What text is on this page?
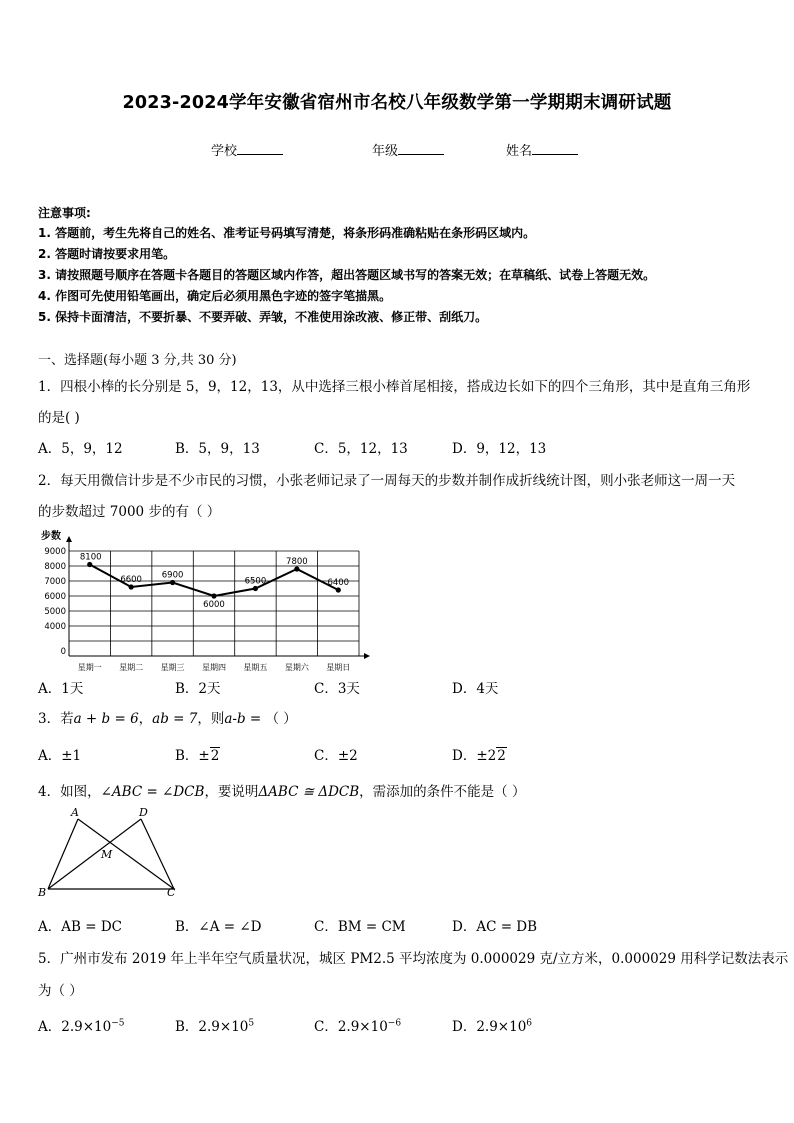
2023-2024学年安徽省宿州市名校八年级数学第一学期期末调研试题
学校	年级	姓名
注意事项:
1. 答题前，考生先将自己的姓名、准考证号码填写清楚，将条形码准确粘贴在条形码区域内。
2. 答题时请按要求用笔。
3. 请按照题号顺序在答题卡各题目的答题区域内作答，超出答题区域书写的答案无效；在草稿纸、试卷上答题无效。
4. 作图可先使用铅笔画出，确定后必须用黑色字迹的签字笔描黑。
5. 保持卡面清洁，不要折暴、不要弄破、弄皱，不准使用涂改液、修正带、刮纸刀。
一、选择题(每小题 3 分,共 30 分)
1．四根小棒的长分别是 5，9，12，13，从中选择三根小棒首尾相接，搭成边长如下的四个三角形，其中是直角三角形
的是( )
A．5，9，12	B．5，9，13	C．5，12，13	D．9，12，13
2．每天用微信计步是不少市民的习惯，小张老师记录了一周每天的步数并制作成折线统计图，则小张老师这一周一天
的步数超过 7000 步的有（ ）
步数
9000
8000
7000
6000
5000
4000
0
星期一 星期二 星期三 星期四 星期五 星期六 星期日
8100
6600 6900
6000
6500
7800
6400
A．1天	B．2天	C．3天	D．4天
3．若a + b = 6，ab = 7，则a-b = （ ）
A．±1	B．±2	C．±2	D．±22
4．如图，∠ABC = ∠DCB，要说明ΔABC ≅ ΔDCB，需添加的条件不能是（ ）
A	D
M
B	C
A．AB = DC	B．∠A = ∠D	C．BM = CM	D．AC = DB
5．广州市发布 2019 年上半年空气质量状况，城区 PM2.5 平均浓度为 0.000029 克/立方米，0.000029 用科学记数法表示
为（ ）
A．$2.9\times 10^{-5}$	B．$2.9\times 10^5$	C．$2.9\times 10^{-6}$	D．$2.9\times 10^6$
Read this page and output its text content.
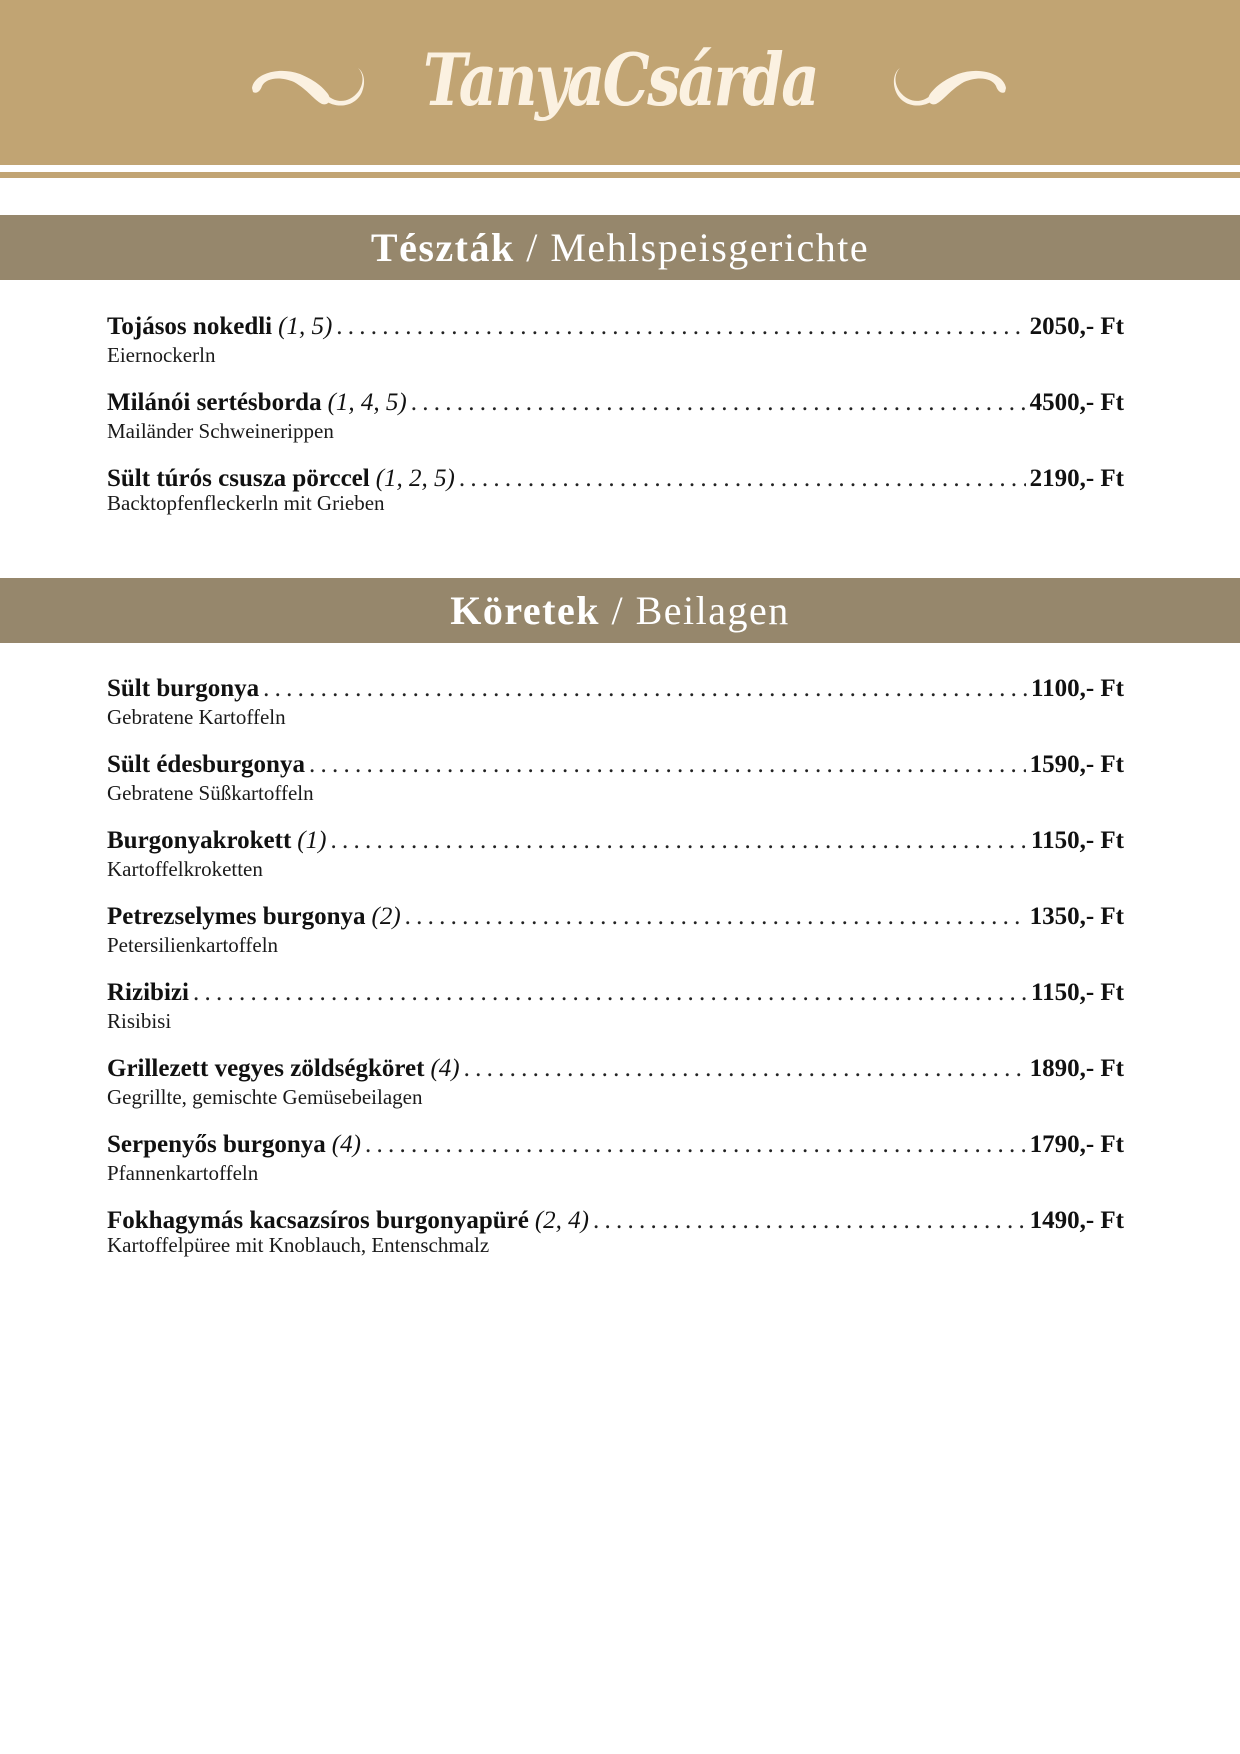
TanyaCsárda
Tészták / Mehlspeisgerichte
Tojásos nokedli (1, 5) . . .	2050,- Ft
Eiernockerln
Milánói sertésborda (1, 4, 5) . . .	4500,- Ft
Mailänder Schweinerippen
Sült túrós csusza pörccel (1, 2, 5) . . .	2190,- Ft
Backtopfenfleckerln mit Grieben
Köretek / Beilagen
Sült burgonya . . .	1100,- Ft
Gebratene Kartoffeln
Sült édesburgonya . . .	1590,- Ft
Gebratene Süßkartoffeln
Burgonyakrokett (1) . . .	1150,- Ft
Kartoffelkroketten
Petrezselymes burgonya (2) . . .	1350,- Ft
Petersilienkartoffeln
Rizibizi . . .	1150,- Ft
Risibisi
Grillezett vegyes zöldségköret (4) . . .	1890,- Ft
Gegrillte, gemischte Gemüsebeilagen
Serpenyős burgonya (4) . . .	1790,- Ft
Pfannenkartoffeln
Fokhagymás kacsazsíros burgonyapüré (2, 4) . . .	1490,- Ft
Kartoffelpüree mit Knoblauch, Entenschmalz
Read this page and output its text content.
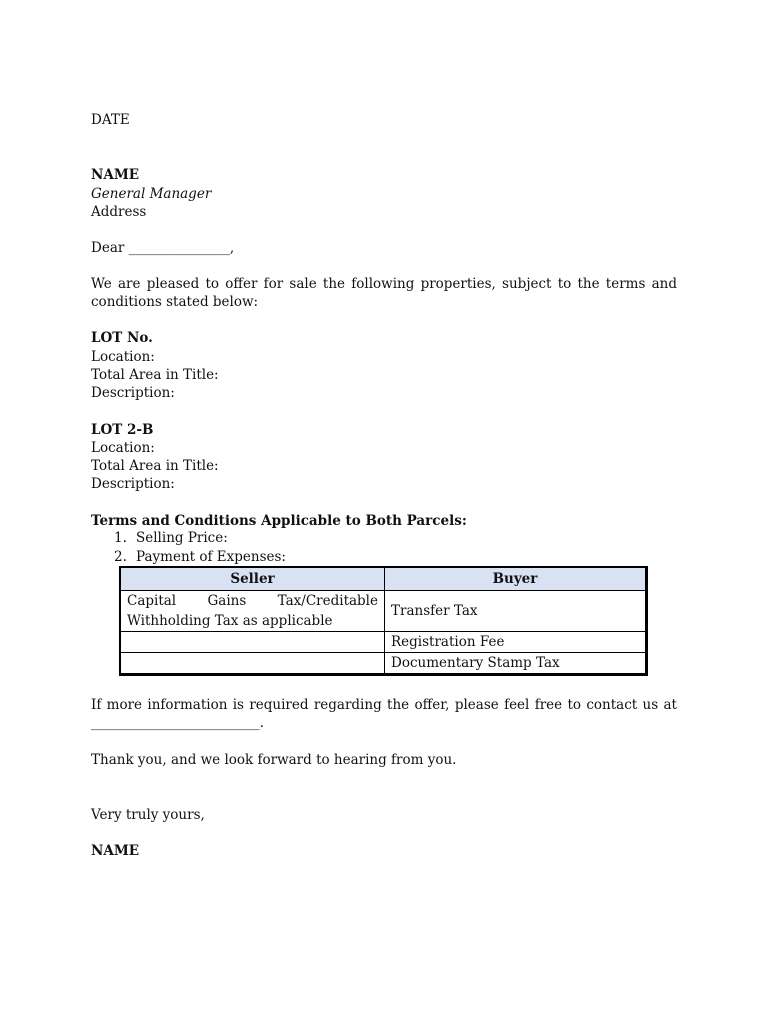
DATE
NAME
General Manager
Address
Dear _______________,
We are pleased to offer for sale the following properties, subject to the terms and
conditions stated below:
LOT No.
Location:
Total Area in Title:
Description:
LOT 2-B
Location:
Total Area in Title:
Description:
Terms and Conditions Applicable to Both Parcels:
1. Selling Price:
2. Payment of Expenses:
Seller	Buyer

Capital Gains Tax/Creditable
Withholding Tax as applicable	Transfer Tax
	Registration Fee
	Documentary Stamp Tax
If more information is required regarding the offer, please feel free to contact us at
_________________________.
Thank you, and we look forward to hearing from you.
Very truly yours,
NAME
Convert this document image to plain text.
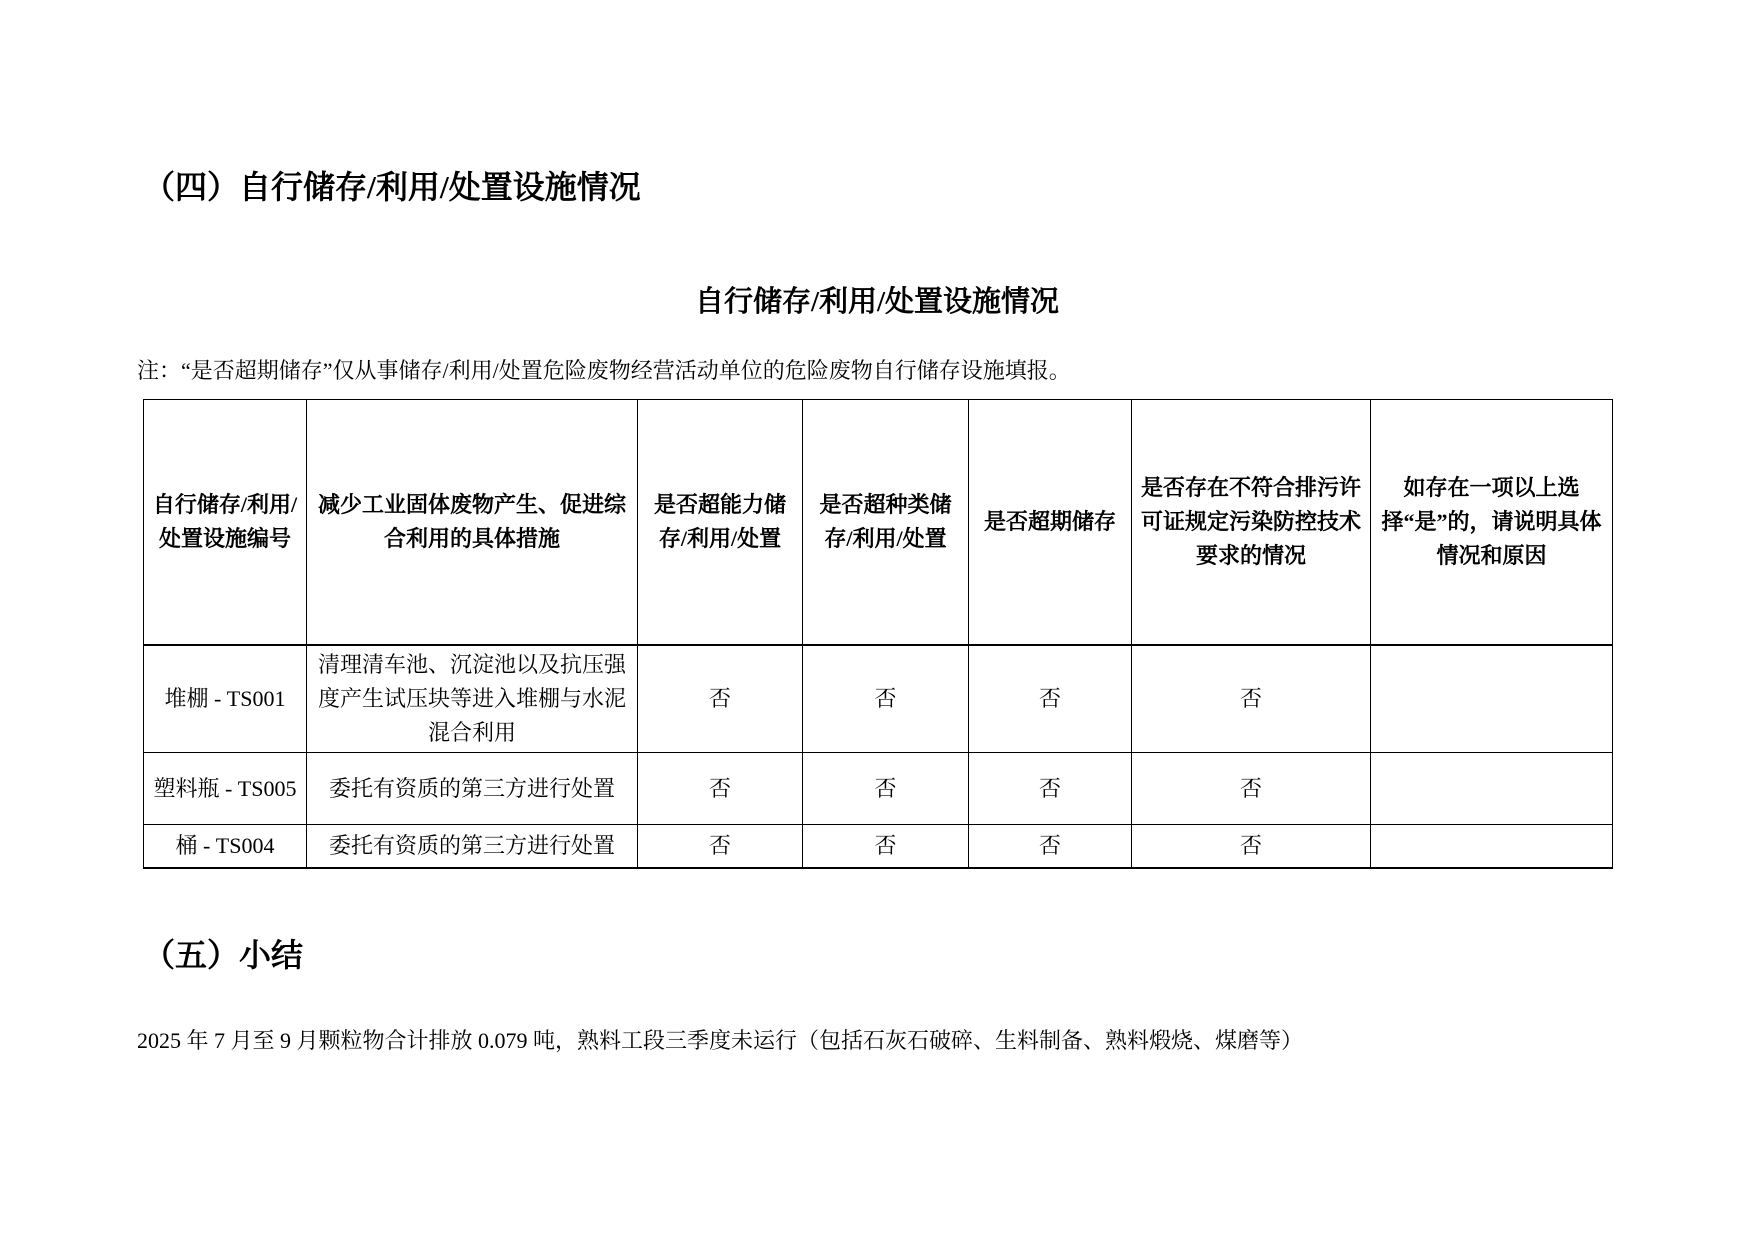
（四）自行储存/利用/处置设施情况
自行储存/利用/处置设施情况
注：“是否超期储存”仅从事储存/利用/处置危险废物经营活动单位的危险废物自行储存设施填报。
自行储存/利用/处置设施编号	减少工业固体废物产生、促进综合利用的具体措施	是否超能力储存/利用/处置	是否超种类储存/利用/处置	是否超期储存	是否存在不符合排污许可证规定污染防控技术要求的情况	如存在一项以上选择“是”的，请说明具体情况和原因
堆棚 - TS001	清理清车池、沉淀池以及抗压强度产生试压块等进入堆棚与水泥混合利用	否	否	否	否	
塑料瓶 - TS005	委托有资质的第三方进行处置	否	否	否	否	
桶 - TS004	委托有资质的第三方进行处置	否	否	否	否	
（五）小结
2025 年 7 月至 9 月颗粒物合计排放 0.079 吨，熟料工段三季度未运行（包括石灰石破碎、生料制备、熟料煅烧、煤磨等）
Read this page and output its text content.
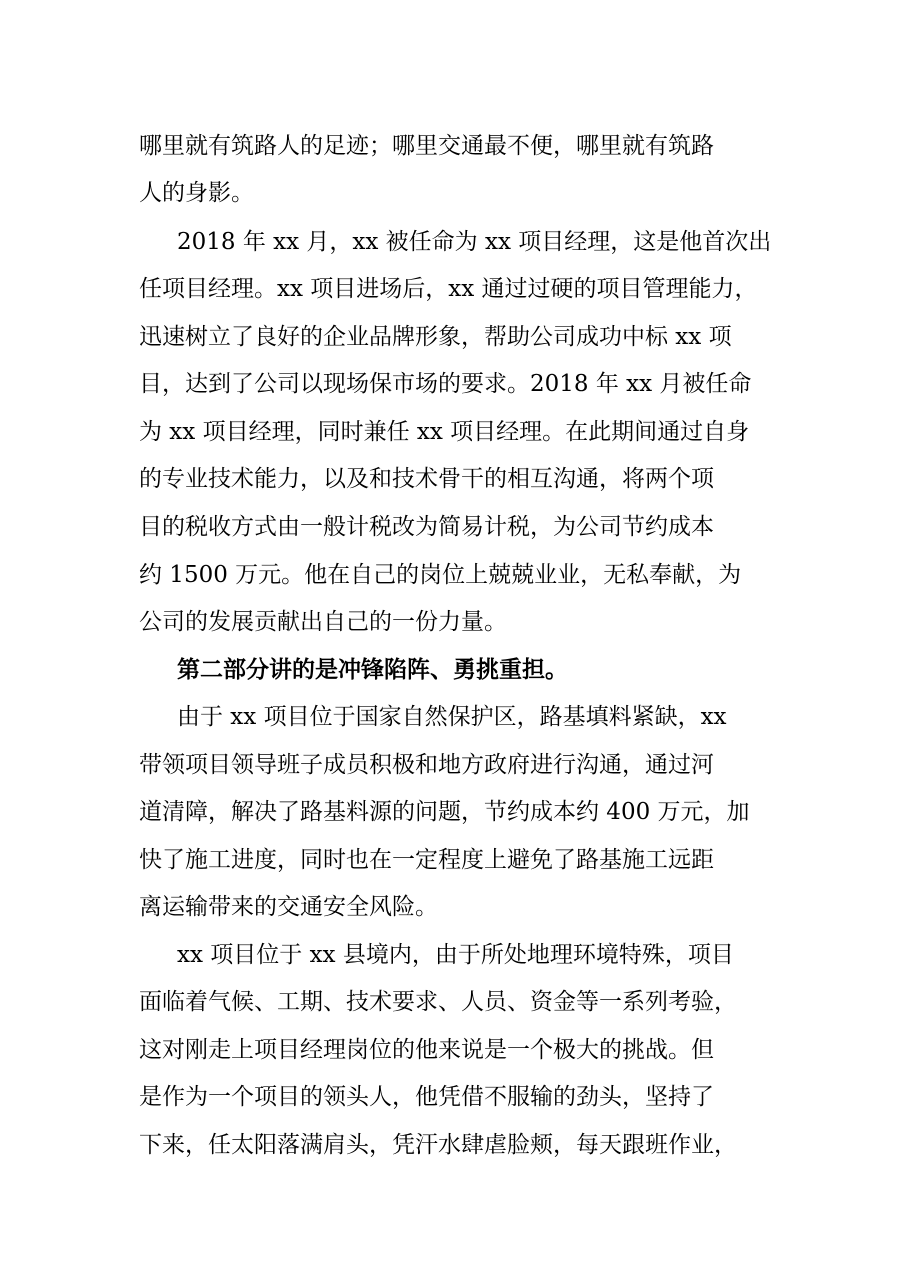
哪里就有筑路人的足迹；哪里交通最不便，哪里就有筑路
人的身影。
2018 年 xx 月，xx 被任命为 xx 项目经理，这是他首次出
任项目经理。xx 项目进场后，xx 通过过硬的项目管理能力，
迅速树立了良好的企业品牌形象，帮助公司成功中标 xx 项
目，达到了公司以现场保市场的要求。2018 年 xx 月被任命
为 xx 项目经理，同时兼任 xx 项目经理。在此期间通过自身
的专业技术能力，以及和技术骨干的相互沟通，将两个项
目的税收方式由一般计税改为简易计税，为公司节约成本
约 1500 万元。他在自己的岗位上兢兢业业，无私奉献，为
公司的发展贡献出自己的一份力量。
第二部分讲的是冲锋陷阵、勇挑重担。
由于 xx 项目位于国家自然保护区，路基填料紧缺，xx
带领项目领导班子成员积极和地方政府进行沟通，通过河
道清障，解决了路基料源的问题，节约成本约 400 万元，加
快了施工进度，同时也在一定程度上避免了路基施工远距
离运输带来的交通安全风险。
xx 项目位于 xx 县境内，由于所处地理环境特殊，项目
面临着气候、工期、技术要求、人员、资金等一系列考验，
这对刚走上项目经理岗位的他来说是一个极大的挑战。但
是作为一个项目的领头人，他凭借不服输的劲头，坚持了
下来，任太阳落满肩头，凭汗水肆虐脸颊，每天跟班作业，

• • • • •

- **Exercise task**
Extract, verbatim and alone, the lines from the line that contains "Convert this document image to plain text." to the last line of the records, inclusive; drop any picture.

- **Right answer**
Convert this document image to plain text.
（四）自行储存/利用/处置设施情况
自行储存/利用/处置设施情况
注：“是否超期储存”仅从事储存/利用/处置危险废物经营活动单位的危险废物自行储存设施填报。
自行储存/利用/处置设施编号	减少工业固体废物产生、促进综合利用的具体措施	是否超能力储存/利用/处置	是否超种类储存/利用/处置	是否超期储存	是否存在不符合排污许可证规定污染防控技术要求的情况	如存在一项以上选择“是”的，请说明具体情况和原因
堆棚 - TS001	清理清车池、沉淀池以及抗压强度产生试压块等进入堆棚与水泥混合利用	否	否	否	否	
塑料瓶 - TS005	委托有资质的第三方进行处置	否	否	否	否	
桶 - TS004	委托有资质的第三方进行处置	否	否	否	否	
（五）小结
2025 年 7 月至 9 月颗粒物合计排放 0.079 吨，熟料工段三季度未运行（包括石灰石破碎、生料制备、熟料煅烧、煤磨等）
Read this page and output its text content.
哪里就有筑路人的足迹；哪里交通最不便，哪里就有筑路
人的身影。
2018 年 xx 月，xx 被任命为 xx 项目经理，这是他首次出
任项目经理。xx 项目进场后，xx 通过过硬的项目管理能力，
迅速树立了良好的企业品牌形象，帮助公司成功中标 xx 项
目，达到了公司以现场保市场的要求。2018 年 xx 月被任命
为 xx 项目经理，同时兼任 xx 项目经理。在此期间通过自身
的专业技术能力，以及和技术骨干的相互沟通，将两个项
目的税收方式由一般计税改为简易计税，为公司节约成本
约 1500 万元。他在自己的岗位上兢兢业业，无私奉献，为
公司的发展贡献出自己的一份力量。
第二部分讲的是冲锋陷阵、勇挑重担。
由于 xx 项目位于国家自然保护区，路基填料紧缺，xx
带领项目领导班子成员积极和地方政府进行沟通，通过河
道清障，解决了路基料源的问题，节约成本约 400 万元，加
快了施工进度，同时也在一定程度上避免了路基施工远距
离运输带来的交通安全风险。
xx 项目位于 xx 县境内，由于所处地理环境特殊，项目
面临着气候、工期、技术要求、人员、资金等一系列考验，
这对刚走上项目经理岗位的他来说是一个极大的挑战。但
是作为一个项目的领头人，他凭借不服输的劲头，坚持了
下来，任太阳落满肩头，凭汗水肆虐脸颊，每天跟班作业，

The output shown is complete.